Tally the lines that include "Кнопки". Output the number only.

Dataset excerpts

****************************************

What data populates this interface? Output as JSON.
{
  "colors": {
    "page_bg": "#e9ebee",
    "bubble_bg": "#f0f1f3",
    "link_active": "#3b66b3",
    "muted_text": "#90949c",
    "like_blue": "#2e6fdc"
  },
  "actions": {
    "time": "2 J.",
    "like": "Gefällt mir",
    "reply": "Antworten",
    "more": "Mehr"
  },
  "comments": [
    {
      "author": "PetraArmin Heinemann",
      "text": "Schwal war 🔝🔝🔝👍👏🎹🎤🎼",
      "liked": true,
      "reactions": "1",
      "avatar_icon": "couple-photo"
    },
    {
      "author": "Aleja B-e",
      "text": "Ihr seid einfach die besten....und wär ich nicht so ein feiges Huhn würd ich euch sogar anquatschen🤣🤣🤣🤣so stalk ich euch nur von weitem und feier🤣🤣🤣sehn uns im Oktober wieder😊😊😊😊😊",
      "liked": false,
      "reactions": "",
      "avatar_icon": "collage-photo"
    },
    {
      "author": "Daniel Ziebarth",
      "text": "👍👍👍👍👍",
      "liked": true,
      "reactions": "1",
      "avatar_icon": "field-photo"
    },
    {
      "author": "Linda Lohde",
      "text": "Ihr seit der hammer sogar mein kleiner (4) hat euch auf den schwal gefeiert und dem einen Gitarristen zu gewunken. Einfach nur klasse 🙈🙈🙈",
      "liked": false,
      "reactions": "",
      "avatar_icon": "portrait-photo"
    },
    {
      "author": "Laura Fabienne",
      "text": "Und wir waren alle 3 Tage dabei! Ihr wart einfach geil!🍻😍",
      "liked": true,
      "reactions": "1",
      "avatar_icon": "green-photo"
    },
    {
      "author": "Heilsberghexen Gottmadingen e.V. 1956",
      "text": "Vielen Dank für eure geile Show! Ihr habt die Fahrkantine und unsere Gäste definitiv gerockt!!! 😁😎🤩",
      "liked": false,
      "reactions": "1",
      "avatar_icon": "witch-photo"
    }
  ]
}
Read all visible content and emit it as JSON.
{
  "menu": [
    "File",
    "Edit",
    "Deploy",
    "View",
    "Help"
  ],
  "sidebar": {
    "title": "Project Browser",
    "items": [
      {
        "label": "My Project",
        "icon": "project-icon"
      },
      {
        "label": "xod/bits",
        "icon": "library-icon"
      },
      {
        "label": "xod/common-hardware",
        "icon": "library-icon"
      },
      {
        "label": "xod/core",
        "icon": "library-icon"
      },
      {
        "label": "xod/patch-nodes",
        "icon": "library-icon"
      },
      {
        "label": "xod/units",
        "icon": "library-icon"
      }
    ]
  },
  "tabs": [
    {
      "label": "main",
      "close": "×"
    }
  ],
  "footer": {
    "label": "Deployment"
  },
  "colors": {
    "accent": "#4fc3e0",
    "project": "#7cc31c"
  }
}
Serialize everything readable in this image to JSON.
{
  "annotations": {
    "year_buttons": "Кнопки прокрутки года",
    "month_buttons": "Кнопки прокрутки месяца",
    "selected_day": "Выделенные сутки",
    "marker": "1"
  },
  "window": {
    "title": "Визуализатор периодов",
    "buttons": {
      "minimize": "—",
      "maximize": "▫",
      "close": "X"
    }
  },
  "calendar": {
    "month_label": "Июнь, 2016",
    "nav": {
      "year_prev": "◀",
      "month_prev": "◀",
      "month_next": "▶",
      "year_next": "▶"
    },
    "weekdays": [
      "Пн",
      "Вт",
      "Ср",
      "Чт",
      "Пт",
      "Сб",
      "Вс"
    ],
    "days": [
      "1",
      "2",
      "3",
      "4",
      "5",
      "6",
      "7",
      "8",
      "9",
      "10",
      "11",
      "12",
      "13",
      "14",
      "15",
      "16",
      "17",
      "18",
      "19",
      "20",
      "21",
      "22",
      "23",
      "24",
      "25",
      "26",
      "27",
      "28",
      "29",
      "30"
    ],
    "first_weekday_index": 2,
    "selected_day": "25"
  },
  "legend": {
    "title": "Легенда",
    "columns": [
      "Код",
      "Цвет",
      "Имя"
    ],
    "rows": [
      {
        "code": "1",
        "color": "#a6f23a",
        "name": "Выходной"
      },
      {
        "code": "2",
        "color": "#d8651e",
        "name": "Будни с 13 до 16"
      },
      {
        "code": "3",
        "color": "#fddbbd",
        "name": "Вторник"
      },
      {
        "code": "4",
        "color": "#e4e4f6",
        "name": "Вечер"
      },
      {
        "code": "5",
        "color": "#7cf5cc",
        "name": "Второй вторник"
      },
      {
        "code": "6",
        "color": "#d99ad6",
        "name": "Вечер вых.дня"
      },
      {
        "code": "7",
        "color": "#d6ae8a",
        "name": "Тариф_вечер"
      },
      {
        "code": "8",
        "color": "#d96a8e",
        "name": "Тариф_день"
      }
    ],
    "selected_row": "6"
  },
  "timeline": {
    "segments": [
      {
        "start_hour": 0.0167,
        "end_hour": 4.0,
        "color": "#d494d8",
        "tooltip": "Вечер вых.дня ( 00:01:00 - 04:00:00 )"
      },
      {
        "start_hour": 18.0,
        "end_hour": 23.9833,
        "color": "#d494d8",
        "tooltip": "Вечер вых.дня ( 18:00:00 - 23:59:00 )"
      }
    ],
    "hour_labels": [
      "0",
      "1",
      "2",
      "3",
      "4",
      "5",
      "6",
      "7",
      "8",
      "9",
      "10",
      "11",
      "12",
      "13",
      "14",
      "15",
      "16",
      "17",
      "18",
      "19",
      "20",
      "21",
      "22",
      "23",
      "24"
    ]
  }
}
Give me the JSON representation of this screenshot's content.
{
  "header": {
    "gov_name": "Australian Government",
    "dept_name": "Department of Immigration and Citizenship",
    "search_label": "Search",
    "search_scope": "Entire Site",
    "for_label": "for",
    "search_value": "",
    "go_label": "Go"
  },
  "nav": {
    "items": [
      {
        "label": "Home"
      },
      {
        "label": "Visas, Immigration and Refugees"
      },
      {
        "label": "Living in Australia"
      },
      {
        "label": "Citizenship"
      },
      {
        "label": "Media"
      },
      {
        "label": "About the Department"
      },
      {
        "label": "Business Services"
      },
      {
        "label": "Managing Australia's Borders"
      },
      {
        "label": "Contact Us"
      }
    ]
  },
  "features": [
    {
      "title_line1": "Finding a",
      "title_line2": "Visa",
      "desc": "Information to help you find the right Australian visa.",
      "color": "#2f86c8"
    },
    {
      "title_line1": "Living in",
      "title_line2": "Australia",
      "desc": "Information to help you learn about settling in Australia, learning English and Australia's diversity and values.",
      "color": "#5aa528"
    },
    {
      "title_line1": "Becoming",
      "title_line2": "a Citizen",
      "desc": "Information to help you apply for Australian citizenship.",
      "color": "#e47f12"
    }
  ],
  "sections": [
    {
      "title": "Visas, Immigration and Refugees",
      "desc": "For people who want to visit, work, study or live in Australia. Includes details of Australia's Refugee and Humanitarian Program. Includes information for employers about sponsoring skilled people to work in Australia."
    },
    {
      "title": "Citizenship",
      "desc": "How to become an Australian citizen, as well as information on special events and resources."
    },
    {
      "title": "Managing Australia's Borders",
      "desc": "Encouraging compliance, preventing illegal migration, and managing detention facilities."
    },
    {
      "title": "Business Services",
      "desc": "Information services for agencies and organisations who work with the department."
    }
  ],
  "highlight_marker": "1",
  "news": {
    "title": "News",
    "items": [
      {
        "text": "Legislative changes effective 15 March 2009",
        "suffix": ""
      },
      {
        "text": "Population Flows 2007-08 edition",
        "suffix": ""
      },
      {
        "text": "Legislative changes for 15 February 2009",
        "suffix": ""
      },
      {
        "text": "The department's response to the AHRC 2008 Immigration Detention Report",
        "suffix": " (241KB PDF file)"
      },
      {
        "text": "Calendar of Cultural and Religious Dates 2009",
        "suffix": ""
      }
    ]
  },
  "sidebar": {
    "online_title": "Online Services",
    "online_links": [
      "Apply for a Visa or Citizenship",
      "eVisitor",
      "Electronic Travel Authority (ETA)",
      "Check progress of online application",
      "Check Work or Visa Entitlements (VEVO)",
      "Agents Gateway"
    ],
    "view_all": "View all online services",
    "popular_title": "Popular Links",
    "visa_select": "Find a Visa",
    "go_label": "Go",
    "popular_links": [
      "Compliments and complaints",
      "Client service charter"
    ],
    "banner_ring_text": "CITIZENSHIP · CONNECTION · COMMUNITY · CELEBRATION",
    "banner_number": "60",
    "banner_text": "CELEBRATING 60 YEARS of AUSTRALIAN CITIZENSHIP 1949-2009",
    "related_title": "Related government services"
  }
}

****************************************

### Full solution:
2